──────── PROVIDED DATA ────────

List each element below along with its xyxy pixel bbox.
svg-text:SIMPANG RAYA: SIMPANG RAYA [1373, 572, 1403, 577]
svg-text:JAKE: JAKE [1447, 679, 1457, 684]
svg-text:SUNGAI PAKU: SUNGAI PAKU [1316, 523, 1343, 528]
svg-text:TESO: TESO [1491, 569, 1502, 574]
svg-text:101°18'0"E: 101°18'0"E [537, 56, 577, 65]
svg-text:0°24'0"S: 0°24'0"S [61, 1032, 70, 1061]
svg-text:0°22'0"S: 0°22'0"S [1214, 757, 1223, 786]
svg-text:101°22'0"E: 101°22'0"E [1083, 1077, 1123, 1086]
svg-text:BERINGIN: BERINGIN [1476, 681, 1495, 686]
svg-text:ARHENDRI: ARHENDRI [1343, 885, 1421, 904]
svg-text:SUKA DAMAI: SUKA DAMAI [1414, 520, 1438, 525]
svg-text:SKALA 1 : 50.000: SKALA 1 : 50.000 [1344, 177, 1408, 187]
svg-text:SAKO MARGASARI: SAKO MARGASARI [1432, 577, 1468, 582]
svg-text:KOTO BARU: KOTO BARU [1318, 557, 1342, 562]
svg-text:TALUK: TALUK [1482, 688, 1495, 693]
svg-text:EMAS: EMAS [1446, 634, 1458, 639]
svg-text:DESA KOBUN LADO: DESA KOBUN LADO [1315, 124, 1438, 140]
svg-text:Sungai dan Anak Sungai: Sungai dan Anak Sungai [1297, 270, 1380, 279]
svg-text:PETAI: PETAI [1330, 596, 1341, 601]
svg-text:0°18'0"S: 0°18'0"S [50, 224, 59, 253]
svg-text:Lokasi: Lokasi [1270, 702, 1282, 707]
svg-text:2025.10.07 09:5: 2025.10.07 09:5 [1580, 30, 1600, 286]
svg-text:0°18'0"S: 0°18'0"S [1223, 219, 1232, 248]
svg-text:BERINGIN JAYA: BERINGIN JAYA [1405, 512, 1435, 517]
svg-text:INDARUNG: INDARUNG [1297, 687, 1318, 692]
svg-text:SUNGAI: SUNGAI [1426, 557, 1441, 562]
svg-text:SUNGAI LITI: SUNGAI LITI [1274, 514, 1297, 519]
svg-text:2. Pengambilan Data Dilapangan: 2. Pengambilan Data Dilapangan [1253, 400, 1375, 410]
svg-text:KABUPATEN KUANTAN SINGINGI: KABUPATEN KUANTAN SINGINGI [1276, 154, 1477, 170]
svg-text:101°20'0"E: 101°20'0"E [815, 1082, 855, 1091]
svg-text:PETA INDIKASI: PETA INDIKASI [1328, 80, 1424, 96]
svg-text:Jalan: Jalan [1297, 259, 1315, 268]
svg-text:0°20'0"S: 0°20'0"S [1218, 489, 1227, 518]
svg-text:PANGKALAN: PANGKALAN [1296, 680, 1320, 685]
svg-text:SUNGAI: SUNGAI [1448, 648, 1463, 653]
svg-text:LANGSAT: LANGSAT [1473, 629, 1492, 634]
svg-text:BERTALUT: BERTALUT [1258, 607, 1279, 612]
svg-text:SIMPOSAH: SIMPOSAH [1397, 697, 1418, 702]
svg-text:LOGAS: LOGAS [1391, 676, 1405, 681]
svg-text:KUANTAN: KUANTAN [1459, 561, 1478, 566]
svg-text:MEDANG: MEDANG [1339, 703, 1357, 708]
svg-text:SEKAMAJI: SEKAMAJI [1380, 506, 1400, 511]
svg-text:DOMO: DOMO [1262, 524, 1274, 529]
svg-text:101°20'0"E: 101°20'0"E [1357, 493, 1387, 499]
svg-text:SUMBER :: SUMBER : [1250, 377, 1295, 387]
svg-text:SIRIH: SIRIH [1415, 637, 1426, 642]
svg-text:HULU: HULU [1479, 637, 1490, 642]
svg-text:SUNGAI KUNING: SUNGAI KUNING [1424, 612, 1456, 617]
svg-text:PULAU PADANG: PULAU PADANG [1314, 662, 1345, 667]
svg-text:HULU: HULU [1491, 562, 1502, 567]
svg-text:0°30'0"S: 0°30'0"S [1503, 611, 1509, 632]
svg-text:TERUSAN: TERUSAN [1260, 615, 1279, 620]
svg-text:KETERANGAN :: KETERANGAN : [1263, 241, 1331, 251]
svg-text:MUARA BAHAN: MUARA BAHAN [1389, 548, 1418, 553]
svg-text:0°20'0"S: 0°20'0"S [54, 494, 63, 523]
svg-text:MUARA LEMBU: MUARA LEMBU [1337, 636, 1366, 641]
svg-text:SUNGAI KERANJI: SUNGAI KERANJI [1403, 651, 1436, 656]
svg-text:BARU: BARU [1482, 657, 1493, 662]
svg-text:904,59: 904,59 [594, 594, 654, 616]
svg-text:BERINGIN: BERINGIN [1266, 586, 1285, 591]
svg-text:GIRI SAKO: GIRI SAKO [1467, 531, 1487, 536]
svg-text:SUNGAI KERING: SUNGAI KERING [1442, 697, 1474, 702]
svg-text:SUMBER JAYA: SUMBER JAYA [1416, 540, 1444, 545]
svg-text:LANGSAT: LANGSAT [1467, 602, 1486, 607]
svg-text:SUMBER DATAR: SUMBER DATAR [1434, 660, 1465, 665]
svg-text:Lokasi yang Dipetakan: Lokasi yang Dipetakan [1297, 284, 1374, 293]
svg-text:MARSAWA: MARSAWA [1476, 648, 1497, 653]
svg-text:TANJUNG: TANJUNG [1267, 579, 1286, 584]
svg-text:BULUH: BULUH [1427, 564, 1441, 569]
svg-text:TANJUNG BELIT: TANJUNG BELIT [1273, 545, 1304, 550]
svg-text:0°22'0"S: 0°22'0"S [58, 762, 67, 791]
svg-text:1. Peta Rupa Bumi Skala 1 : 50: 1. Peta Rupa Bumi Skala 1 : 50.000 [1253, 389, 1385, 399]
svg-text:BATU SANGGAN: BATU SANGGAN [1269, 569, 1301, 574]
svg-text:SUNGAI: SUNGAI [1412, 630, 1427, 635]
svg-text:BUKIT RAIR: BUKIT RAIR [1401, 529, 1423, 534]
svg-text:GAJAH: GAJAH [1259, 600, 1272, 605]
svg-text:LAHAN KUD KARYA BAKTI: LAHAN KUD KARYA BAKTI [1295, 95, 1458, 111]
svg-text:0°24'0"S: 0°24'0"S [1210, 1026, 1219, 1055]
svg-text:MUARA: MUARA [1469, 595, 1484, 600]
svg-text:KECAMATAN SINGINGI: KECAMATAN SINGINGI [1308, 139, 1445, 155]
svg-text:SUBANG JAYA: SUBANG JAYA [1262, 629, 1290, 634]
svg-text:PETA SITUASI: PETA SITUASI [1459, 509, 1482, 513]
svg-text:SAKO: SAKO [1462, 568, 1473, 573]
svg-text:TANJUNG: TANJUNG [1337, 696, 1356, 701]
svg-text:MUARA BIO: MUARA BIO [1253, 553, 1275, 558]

────────

» **INSTRUCTION**
Please show every row above that contains the word "MUARA", copying each such row in full.

» **THE SOLUTION**
svg-text:MUARA BAHAN: MUARA BAHAN [1389, 548, 1418, 553]
svg-text:MUARA LEMBU: MUARA LEMBU [1337, 636, 1366, 641]
svg-text:MUARA: MUARA [1469, 595, 1484, 600]
svg-text:MUARA BIO: MUARA BIO [1253, 553, 1275, 558]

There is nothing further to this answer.